(Stored data)
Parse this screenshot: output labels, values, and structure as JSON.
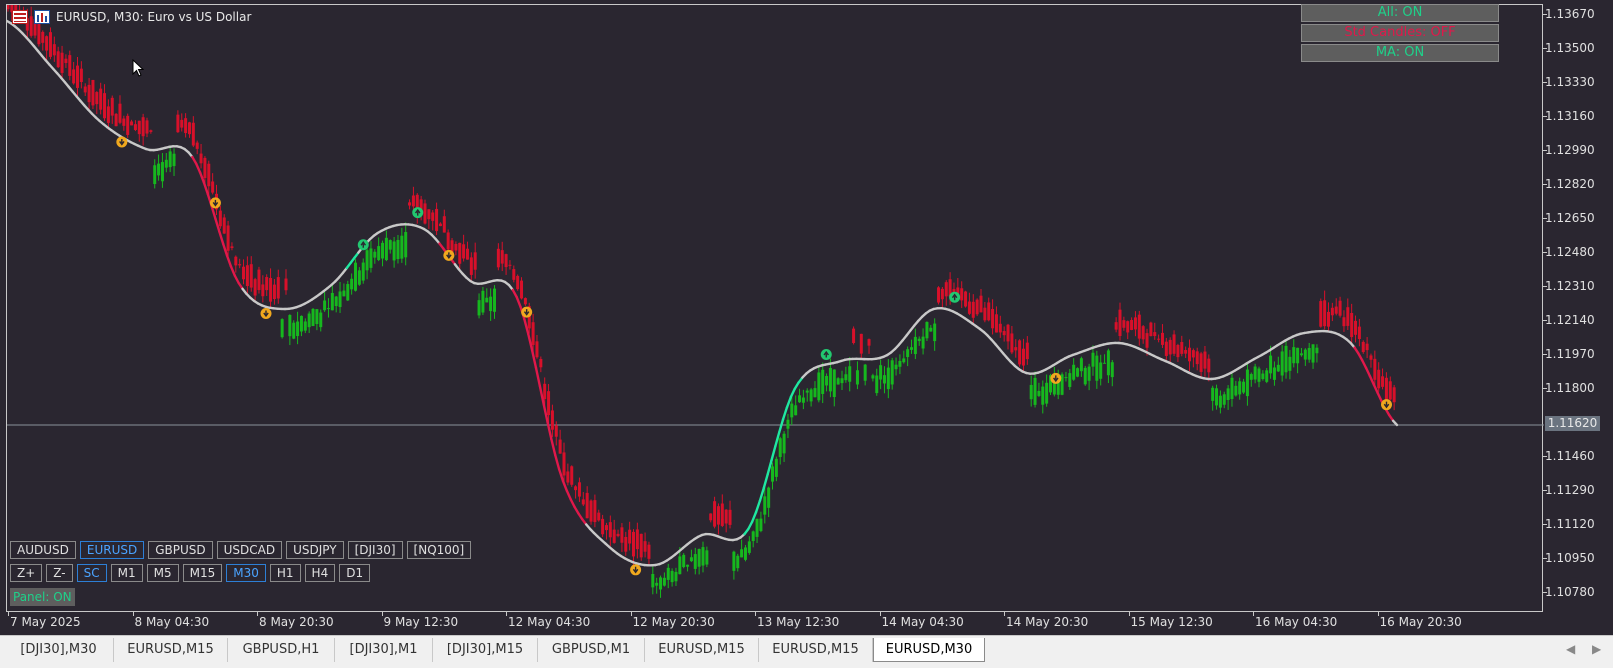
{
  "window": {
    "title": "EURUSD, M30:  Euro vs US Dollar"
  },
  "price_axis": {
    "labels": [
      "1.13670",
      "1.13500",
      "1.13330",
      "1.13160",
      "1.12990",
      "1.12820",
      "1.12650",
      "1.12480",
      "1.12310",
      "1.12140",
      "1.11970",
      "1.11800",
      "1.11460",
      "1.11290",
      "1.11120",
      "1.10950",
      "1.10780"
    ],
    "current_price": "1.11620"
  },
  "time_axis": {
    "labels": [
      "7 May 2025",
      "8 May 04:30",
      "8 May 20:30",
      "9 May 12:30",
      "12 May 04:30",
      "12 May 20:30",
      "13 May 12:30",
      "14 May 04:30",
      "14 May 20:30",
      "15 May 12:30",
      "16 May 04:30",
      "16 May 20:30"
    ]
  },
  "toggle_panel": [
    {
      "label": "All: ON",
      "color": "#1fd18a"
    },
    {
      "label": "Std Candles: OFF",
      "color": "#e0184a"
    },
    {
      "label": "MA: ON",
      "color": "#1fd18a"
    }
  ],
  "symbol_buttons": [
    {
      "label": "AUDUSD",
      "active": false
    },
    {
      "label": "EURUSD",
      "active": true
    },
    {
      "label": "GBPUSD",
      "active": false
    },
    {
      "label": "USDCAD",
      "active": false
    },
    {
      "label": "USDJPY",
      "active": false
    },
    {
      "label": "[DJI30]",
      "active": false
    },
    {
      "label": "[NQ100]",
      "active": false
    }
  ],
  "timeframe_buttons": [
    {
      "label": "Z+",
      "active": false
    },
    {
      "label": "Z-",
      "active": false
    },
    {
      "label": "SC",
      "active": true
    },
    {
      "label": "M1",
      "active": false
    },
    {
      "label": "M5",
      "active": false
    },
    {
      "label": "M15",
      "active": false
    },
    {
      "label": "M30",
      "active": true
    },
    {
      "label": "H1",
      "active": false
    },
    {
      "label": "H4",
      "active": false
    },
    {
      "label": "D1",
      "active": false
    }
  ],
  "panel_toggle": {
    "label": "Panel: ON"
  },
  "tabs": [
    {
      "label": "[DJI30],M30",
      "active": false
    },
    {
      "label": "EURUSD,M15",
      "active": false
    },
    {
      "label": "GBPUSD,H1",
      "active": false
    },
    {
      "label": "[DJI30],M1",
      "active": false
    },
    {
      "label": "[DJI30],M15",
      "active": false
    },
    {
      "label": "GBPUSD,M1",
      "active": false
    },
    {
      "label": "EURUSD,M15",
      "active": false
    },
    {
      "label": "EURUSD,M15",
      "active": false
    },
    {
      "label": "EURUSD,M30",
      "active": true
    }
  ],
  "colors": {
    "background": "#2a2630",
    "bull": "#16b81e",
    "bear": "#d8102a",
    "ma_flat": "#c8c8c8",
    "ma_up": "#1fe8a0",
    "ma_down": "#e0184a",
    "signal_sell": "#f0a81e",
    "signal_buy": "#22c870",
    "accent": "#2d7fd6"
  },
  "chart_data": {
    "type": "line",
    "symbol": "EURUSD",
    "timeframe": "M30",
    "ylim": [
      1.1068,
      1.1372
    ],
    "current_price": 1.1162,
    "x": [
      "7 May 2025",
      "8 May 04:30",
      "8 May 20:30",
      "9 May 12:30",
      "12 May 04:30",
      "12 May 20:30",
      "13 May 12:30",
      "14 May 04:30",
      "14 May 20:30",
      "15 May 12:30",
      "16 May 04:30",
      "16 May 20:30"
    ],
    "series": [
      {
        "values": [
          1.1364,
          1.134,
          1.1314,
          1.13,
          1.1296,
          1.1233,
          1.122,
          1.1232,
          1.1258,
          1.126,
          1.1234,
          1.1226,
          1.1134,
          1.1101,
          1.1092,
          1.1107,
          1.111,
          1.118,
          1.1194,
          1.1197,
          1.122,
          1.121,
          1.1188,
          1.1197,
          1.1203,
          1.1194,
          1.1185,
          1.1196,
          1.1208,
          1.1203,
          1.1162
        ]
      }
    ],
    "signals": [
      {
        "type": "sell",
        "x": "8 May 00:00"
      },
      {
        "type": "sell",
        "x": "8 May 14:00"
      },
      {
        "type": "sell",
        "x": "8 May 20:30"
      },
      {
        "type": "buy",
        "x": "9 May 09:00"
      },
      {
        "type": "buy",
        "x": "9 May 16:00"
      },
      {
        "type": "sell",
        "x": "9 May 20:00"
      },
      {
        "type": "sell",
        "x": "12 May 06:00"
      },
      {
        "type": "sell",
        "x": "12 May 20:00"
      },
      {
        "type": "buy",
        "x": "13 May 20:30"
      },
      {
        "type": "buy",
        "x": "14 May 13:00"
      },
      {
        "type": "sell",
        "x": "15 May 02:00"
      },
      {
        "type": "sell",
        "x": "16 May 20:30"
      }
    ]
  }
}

▸ EXERCISE PROMPT
Return all the lines that contain the string "EURUSD".

▸ FINISHED TASK
    "title": "EURUSD, M30:  Euro vs US Dollar"
      "label": "EURUSD",
      "label": "EURUSD,M15",
      "label": "EURUSD,M15",
      "label": "EURUSD,M15",
      "label": "EURUSD,M30",
    "symbol": "EURUSD",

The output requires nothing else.